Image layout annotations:
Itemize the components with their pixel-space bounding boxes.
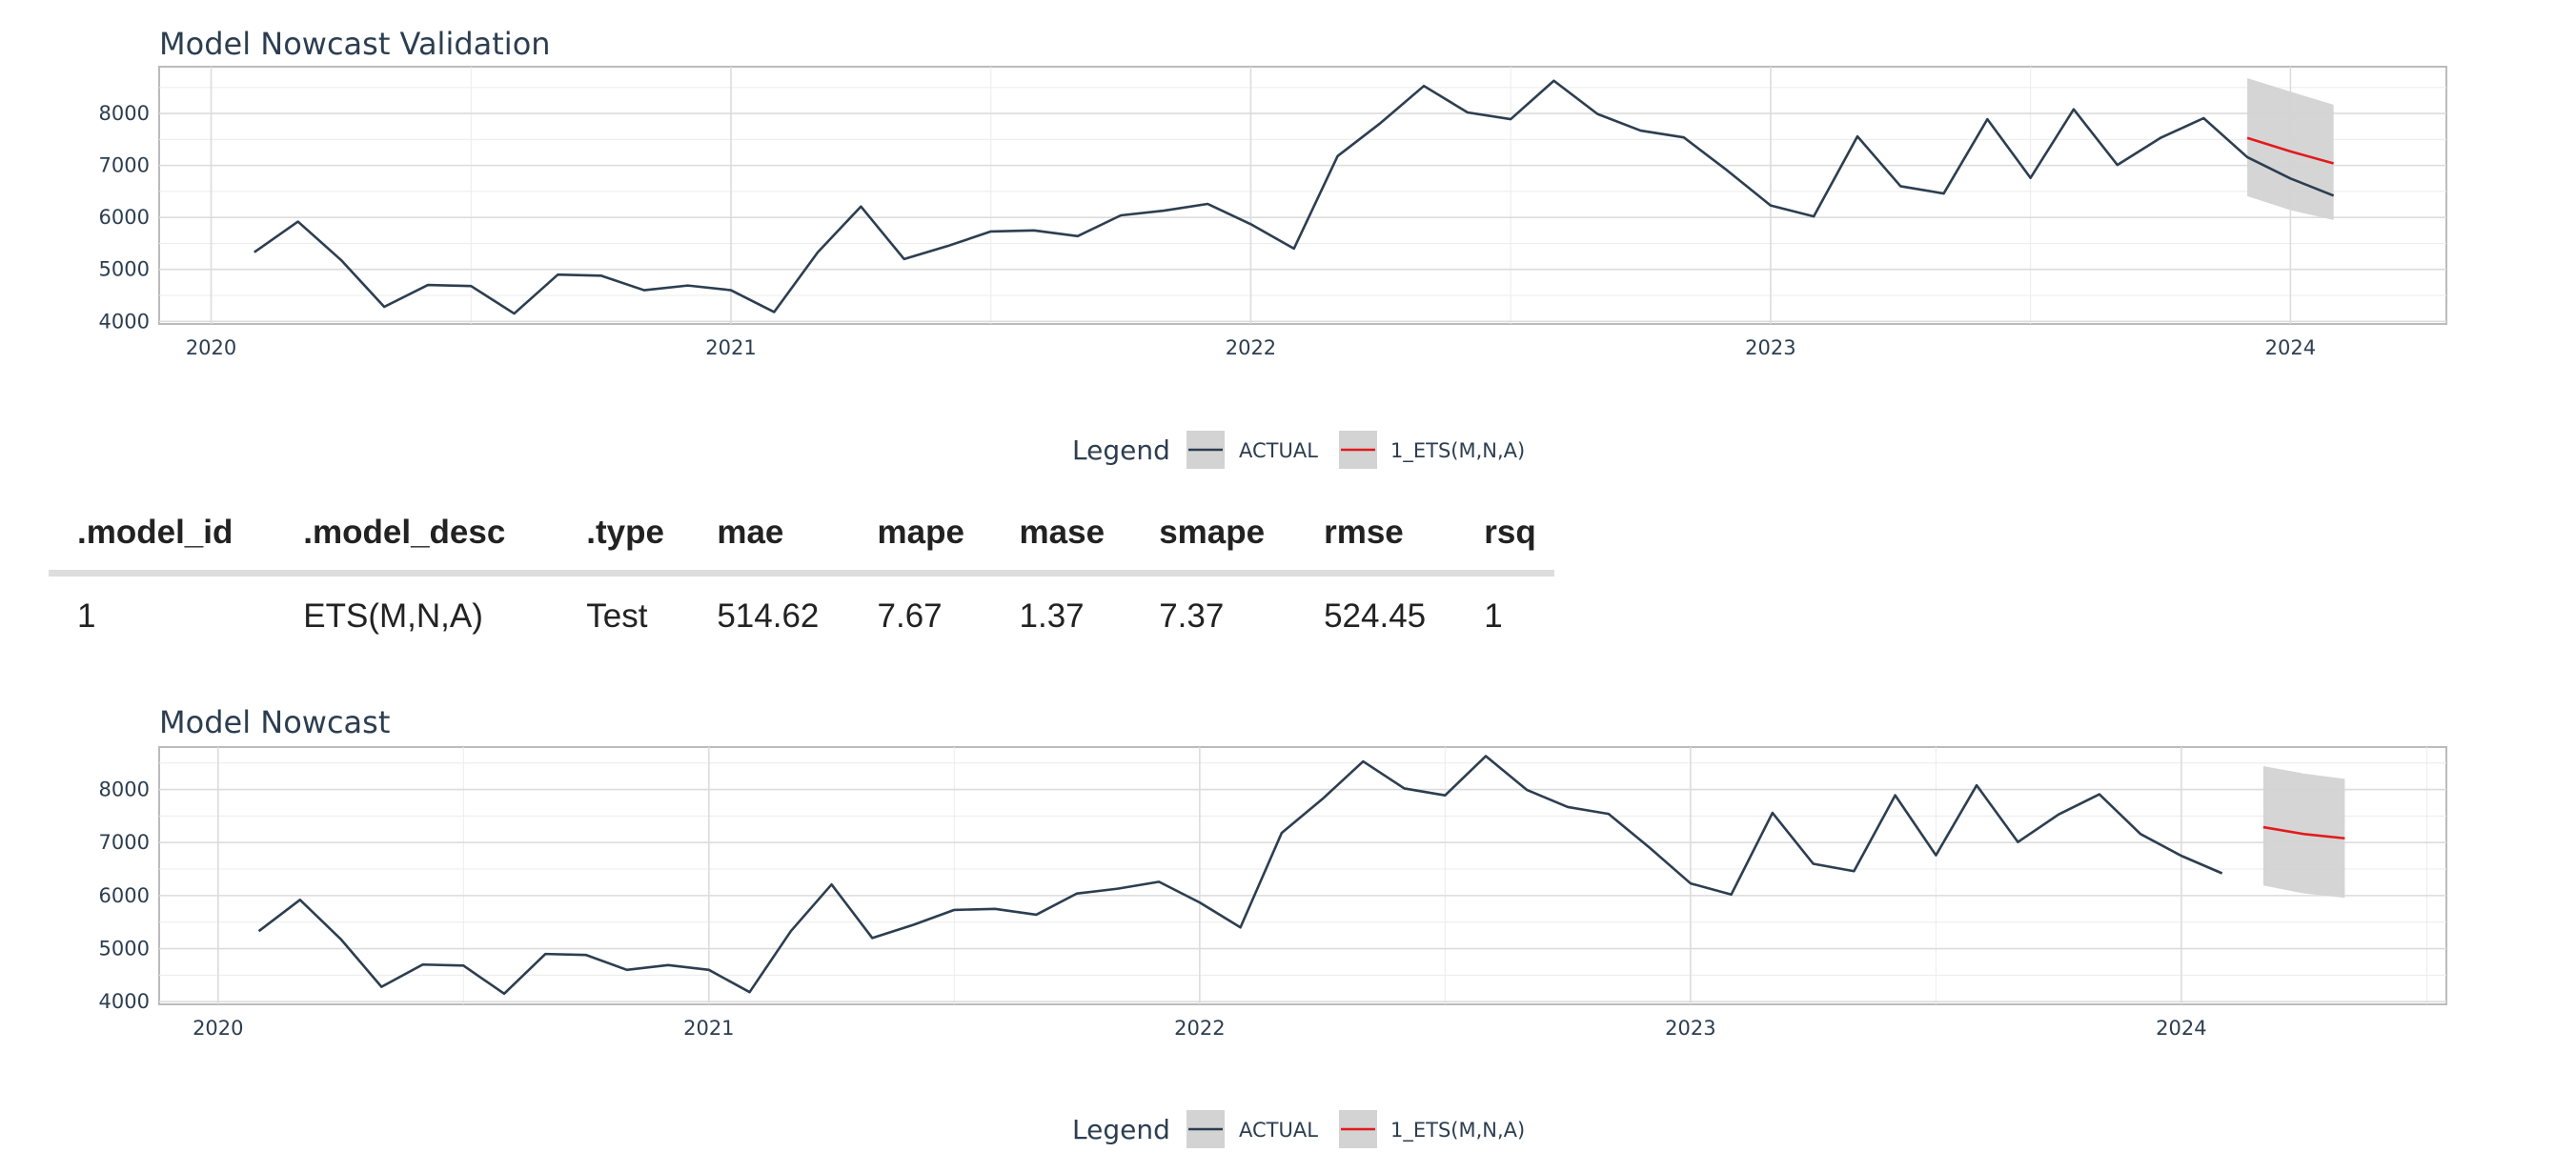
grid-major [159,67,2446,324]
accuracy-table: .model_id .model_desc .type mae mape mas… [49,495,1554,657]
plot-panel [158,746,2447,1005]
y-tick-label: 4000 [99,990,150,1013]
grid-minor [159,67,2446,324]
col-header-model-id: .model_id [49,495,275,576]
actual-line [257,755,2223,996]
chart-title: Model Nowcast Validation [159,26,551,62]
grid-major [159,747,2446,1004]
cell-model-desc: ETS(M,N,A) [303,597,483,635]
cell-type: Test [586,597,648,635]
nowcast-chart-panel: Model Nowcast 4000 5000 6000 7000 8000 2020 2… [0,678,2576,1169]
y-tick-label: 5000 [99,258,150,281]
y-tick-label: 8000 [99,102,150,125]
cell-model-id: 1 [77,597,96,635]
legend: Legend ACTUAL 1_ETS(M,N,A) [1072,1110,1525,1148]
y-tick-label: 5000 [99,938,150,961]
legend-title: Legend [1072,1114,1170,1145]
y-tick-label: 7000 [99,154,150,177]
table-row: 1 ETS(M,N,A) Test 514.62 7.67 1.37 7.37 … [49,574,1554,657]
y-tick-label: 6000 [99,884,150,907]
x-axis-ticks: 2020 2021 2022 2023 2024 [186,336,2316,359]
x-axis-ticks: 2020 2021 2022 2023 2024 [193,1017,2207,1040]
cell-mae: 514.62 [717,597,820,635]
confidence-band-layer [2247,78,2334,220]
y-axis-ticks: 4000 5000 6000 7000 8000 [99,102,150,333]
confidence-band [2262,766,2345,899]
legend-title: Legend [1072,435,1170,466]
col-header-type: .type [558,495,689,576]
legend: Legend ACTUAL 1_ETS(M,N,A) [1072,431,1525,469]
validation-chart: Model Nowcast Validation 4000 5000 6000 700… [99,26,2447,469]
col-header-rmse: rmse [1295,495,1456,576]
col-header-smape: smape [1130,495,1296,576]
y-tick-label: 8000 [99,779,150,801]
legend-label-forecast: 1_ETS(M,N,A) [1390,439,1525,463]
col-header-rsq: rsq [1455,495,1554,576]
cell-smape: 7.37 [1159,597,1225,635]
chart-title: Model Nowcast [159,704,390,740]
x-tick-label: 2023 [1665,1017,1715,1040]
cell-rmse: 524.45 [1324,597,1427,635]
series-line-layer [257,755,2345,996]
legend-label-actual: ACTUAL [1239,1119,1318,1142]
x-tick-label: 2022 [1226,336,1276,359]
col-header-model-desc: .model_desc [274,495,558,576]
x-tick-label: 2020 [193,1017,243,1040]
col-header-mae: mae [688,495,849,576]
x-tick-label: 2020 [186,336,236,359]
col-header-mase: mase [990,495,1131,576]
x-tick-label: 2021 [683,1017,734,1040]
y-axis-ticks: 4000 5000 6000 7000 8000 [99,779,150,1014]
cell-mape: 7.67 [877,597,943,635]
col-header-mape: mape [848,495,991,576]
actual-line [254,79,2335,315]
x-tick-label: 2022 [1174,1017,1225,1040]
confidence-band-layer [2262,766,2345,899]
x-tick-label: 2024 [2265,336,2316,359]
legend-label-forecast: 1_ETS(M,N,A) [1390,1119,1525,1143]
x-tick-label: 2024 [2156,1017,2206,1040]
cell-rsq: 1 [1484,597,1503,635]
legend-label-actual: ACTUAL [1239,439,1318,462]
x-tick-label: 2021 [705,336,756,359]
series-line-layer [254,79,2335,315]
y-tick-label: 4000 [99,310,150,333]
validation-chart-panel: Model Nowcast Validation 4000 5000 6000 700… [0,0,2576,486]
plot-panel [158,66,2447,325]
y-tick-label: 7000 [99,831,150,854]
y-tick-label: 6000 [99,206,150,229]
forecast-line [2246,136,2334,165]
x-tick-label: 2023 [1745,336,1795,359]
forecast-line [2262,825,2345,840]
confidence-band [2247,78,2334,220]
table-header-row: .model_id .model_desc .type mae mape mas… [49,495,1554,576]
cell-mase: 1.37 [1019,597,1085,635]
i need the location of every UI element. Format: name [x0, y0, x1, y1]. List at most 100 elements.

Short problem:
Please lay out these lines as a Markdown table with the columns Row and Line, leaving out blank lines and pictures.

Written answer:
| Row | Line |
|---|---|
| 1 | Itemize the components with their pixel-space bounding boxes. |
| 2 | grid-major [159,67,2446,324] |
| 3 | accuracy-table: .model_id .model_desc .type mae mape mas… [49,495,1554,657] |
| 4 | plot-panel [158,746,2447,1005] |
| 5 | y-tick-label: 4000 [99,990,150,1013] |
| 6 | grid-minor [159,67,2446,324] |
| 7 | col-header-model-id: .model_id [49,495,275,576] |
| 8 | actual-line [257,755,2223,996] |
| 9 | chart-title: Model Nowcast Validation [159,26,551,62] |
| 10 | grid-major [159,747,2446,1004] |
| 11 | cell-model-desc: ETS(M,N,A) [303,597,483,635] |
| 12 | cell-type: Test [586,597,648,635] |
| 13 | nowcast-chart-panel: Model Nowcast 4000 5000 6000 7000 8000 2020 2… [0,678,2576,1169] |
| 14 | y-tick-label: 5000 [99,258,150,281] |
| 15 | y-tick-label: 8000 [99,102,150,125] |
| 16 | cell-model-id: 1 [77,597,96,635] |
| 17 | legend: Legend ACTUAL 1_ETS(M,N,A) [1072,1110,1525,1148] |
| 18 | y-tick-label: 5000 [99,938,150,961] |
| 19 | legend-title: Legend [1072,1114,1170,1145] |
| 20 | y-tick-label: 7000 [99,154,150,177] |
| 21 | table-row: 1 ETS(M,N,A) Test 514.62 7.67 1.37 7.37 … [49,574,1554,657] |
| 22 | y-tick-label: 6000 [99,884,150,907] |
| 23 | x-axis-ticks: 2020 2021 2022 2023 2024 [186,336,2316,359] |
| 24 | x-axis-ticks: 2020 2021 2022 2023 2024 [193,1017,2207,1040] |
| 25 | cell-mae: 514.62 [717,597,820,635] |
| 26 | confidence-band-layer [2247,78,2334,220] |
| 27 | y-axis-ticks: 4000 5000 6000 7000 8000 [99,102,150,333] |
| 28 | confidence-band [2262,766,2345,899] |
| 29 | legend-title: Legend [1072,435,1170,466] |
| 30 | col-header-type: .type [558,495,689,576] |
| 31 | legend: Legend ACTUAL 1_ETS(M,N,A) [1072,431,1525,469] |
| 32 | validation-chart: Model Nowcast Validation 4000 5000 6000 700… [99,26,2447,469] |
| 33 | col-header-rmse: rmse [1295,495,1456,576] |
| 34 | col-header-smape: smape [1130,495,1296,576] |
| 35 | y-tick-label: 8000 [99,779,150,801] |
| 36 | legend-label-forecast: 1_ETS(M,N,A) [1390,439,1525,463] |
| 37 | col-header-rsq: rsq [1455,495,1554,576] |
| 38 | cell-smape: 7.37 [1159,597,1225,635] |
| 39 | chart-title: Model Nowcast [159,704,390,740] |
| 40 | x-tick-label: 2023 [1665,1017,1715,1040] |
| 41 | cell-rmse: 524.45 [1324,597,1427,635] |
| 42 | series-line-layer [257,755,2345,996] |
| 43 | legend-label-actual: ACTUAL [1239,1119,1318,1142] |
| 44 | x-tick-label: 2022 [1226,336,1276,359] |
| 45 | col-header-model-desc: .model_desc [274,495,558,576] |
| 46 | x-tick-label: 2020 [193,1017,243,1040] |
| 47 | col-header-mae: mae [688,495,849,576] |
| 48 | x-tick-label: 2020 [186,336,236,359] |
| 49 | col-header-mase: mase [990,495,1131,576] |
| 50 | x-tick-label: 2021 [683,1017,734,1040] |
| 51 | y-axis-ticks: 4000 5000 6000 7000 8000 [99,779,150,1014] |
| 52 | cell-mape: 7.67 [877,597,943,635] |
| 53 | col-header-mape: mape [848,495,991,576] |
| 54 | actual-line [254,79,2335,315] |
| 55 | x-tick-label: 2022 [1174,1017,1225,1040] |
| 56 | confidence-band-layer [2262,766,2345,899] |
| 57 | x-tick-label: 2024 [2265,336,2316,359] |
| 58 | legend-label-forecast: 1_ETS(M,N,A) [1390,1119,1525,1143] |
| 59 | x-tick-label: 2024 [2156,1017,2206,1040] |
| 60 | cell-rsq: 1 [1484,597,1503,635] |
| 61 | legend-label-actual: ACTUAL [1239,439,1318,462] |
| 62 | x-tick-label: 2021 [705,336,756,359] |
| 63 | series-line-layer [254,79,2335,315] |
| 64 | y-tick-label: 4000 [99,310,150,333] |
| 65 | validation-chart-panel: Model Nowcast Validation 4000 5000 6000 700… [0,0,2576,486] |
| 66 | plot-panel [158,66,2447,325] |
| 67 | y-tick-label: 7000 [99,831,150,854] |
| 68 | y-tick-label: 6000 [99,206,150,229] |
| 69 | forecast-line [2246,136,2334,165] |
| 70 | x-tick-label: 2023 [1745,336,1795,359] |
| 71 | forecast-line [2262,825,2345,840] |
| 72 | confidence-band [2247,78,2334,220] |
| 73 | table-header-row: .model_id .model_desc .type mae mape mas… [49,495,1554,576] |
| 74 | cell-mase: 1.37 [1019,597,1085,635] |
| 75 | i need the location of every UI element. Format: name [x0, y0, x1, y1]. List at most 100 elements. |